» **GOAL**:
Copy out, character for character, the lines of the material below from the line holding "red-cross-block: × — [225, 272, 280, 330]" through the line holding "board-grid: ×O×O×O×O×O×O×O×O×O×O×O×O× —", both of those lines included.

Annotated listings of elements

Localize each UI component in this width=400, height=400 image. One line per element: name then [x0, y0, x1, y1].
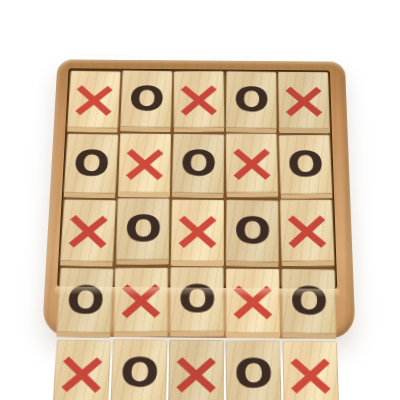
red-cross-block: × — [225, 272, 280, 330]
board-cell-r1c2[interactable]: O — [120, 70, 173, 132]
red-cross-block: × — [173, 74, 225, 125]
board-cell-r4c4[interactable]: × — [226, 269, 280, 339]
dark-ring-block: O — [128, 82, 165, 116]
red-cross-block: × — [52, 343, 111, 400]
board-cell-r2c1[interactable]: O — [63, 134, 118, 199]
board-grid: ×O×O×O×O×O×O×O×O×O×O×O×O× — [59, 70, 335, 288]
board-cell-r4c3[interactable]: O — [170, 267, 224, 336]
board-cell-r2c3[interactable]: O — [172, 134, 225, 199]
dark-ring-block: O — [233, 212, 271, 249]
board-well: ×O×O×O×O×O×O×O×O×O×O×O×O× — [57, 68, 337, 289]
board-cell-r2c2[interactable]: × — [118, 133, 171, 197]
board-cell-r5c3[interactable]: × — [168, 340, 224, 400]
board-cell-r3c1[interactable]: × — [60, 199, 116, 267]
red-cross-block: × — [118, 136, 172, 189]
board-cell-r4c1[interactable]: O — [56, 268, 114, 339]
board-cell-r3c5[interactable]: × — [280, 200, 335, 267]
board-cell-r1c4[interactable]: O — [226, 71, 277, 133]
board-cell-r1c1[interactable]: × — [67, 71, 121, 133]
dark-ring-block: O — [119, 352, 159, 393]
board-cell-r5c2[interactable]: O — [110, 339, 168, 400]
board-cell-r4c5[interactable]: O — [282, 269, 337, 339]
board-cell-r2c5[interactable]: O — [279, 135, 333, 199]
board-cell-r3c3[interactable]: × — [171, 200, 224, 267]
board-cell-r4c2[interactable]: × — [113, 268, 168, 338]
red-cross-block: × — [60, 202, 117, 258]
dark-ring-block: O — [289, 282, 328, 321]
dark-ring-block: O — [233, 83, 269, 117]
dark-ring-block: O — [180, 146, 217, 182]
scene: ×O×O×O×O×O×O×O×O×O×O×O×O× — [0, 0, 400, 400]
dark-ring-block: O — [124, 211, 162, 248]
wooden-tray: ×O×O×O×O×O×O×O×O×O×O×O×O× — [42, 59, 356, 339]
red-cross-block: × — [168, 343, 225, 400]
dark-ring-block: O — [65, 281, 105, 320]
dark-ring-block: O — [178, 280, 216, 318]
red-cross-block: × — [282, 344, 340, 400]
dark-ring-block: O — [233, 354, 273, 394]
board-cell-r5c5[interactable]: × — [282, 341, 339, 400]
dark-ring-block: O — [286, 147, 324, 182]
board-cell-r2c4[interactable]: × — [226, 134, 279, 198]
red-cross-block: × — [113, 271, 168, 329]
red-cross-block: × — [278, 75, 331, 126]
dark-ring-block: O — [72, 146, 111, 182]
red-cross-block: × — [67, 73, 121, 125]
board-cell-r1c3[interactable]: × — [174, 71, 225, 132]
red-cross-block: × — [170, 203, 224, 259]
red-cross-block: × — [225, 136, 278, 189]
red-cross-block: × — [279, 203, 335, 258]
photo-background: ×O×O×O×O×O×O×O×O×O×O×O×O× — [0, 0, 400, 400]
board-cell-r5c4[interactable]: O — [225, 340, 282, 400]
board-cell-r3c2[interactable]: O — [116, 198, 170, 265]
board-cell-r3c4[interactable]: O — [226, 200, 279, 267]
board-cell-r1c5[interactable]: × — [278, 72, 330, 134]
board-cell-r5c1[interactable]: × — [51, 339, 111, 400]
==
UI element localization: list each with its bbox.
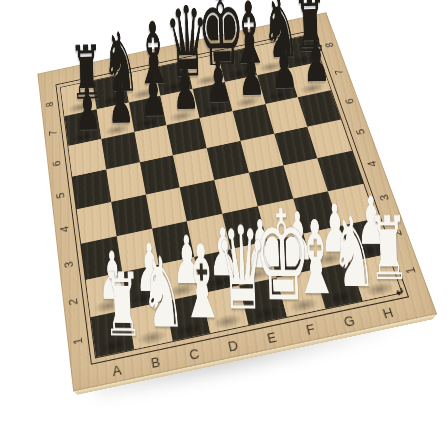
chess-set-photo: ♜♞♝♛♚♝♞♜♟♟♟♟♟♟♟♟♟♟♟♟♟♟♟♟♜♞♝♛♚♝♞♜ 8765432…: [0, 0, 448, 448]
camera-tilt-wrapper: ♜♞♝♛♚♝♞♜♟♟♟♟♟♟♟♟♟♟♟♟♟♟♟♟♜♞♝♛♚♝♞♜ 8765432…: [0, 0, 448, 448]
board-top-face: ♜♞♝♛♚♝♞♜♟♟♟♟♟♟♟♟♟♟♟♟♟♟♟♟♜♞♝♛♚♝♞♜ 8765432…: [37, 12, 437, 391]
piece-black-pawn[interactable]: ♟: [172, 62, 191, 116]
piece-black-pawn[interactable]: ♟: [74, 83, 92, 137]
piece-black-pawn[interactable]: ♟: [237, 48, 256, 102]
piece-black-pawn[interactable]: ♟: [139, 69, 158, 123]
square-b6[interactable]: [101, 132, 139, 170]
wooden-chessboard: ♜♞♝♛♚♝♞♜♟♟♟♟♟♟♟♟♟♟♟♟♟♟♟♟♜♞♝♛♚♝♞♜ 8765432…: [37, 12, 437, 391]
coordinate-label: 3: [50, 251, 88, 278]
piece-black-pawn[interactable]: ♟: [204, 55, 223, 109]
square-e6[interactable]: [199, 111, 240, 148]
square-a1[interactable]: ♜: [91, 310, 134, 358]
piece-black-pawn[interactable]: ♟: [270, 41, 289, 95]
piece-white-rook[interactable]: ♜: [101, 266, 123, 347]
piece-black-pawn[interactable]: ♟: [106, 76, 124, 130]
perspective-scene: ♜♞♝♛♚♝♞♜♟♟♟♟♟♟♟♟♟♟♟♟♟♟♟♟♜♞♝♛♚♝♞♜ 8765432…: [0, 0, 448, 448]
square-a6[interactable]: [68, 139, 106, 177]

» **EXERCISE SOLUTION**:
red-cross-block: × — [225, 272, 280, 330]
board-cell-r1c2[interactable]: O — [120, 70, 173, 132]
red-cross-block: × — [173, 74, 225, 125]
board-cell-r4c4[interactable]: × — [226, 269, 280, 339]
dark-ring-block: O — [128, 82, 165, 116]
red-cross-block: × — [52, 343, 111, 400]
board-cell-r2c1[interactable]: O — [63, 134, 118, 199]
board-grid: ×O×O×O×O×O×O×O×O×O×O×O×O× — [59, 70, 335, 288]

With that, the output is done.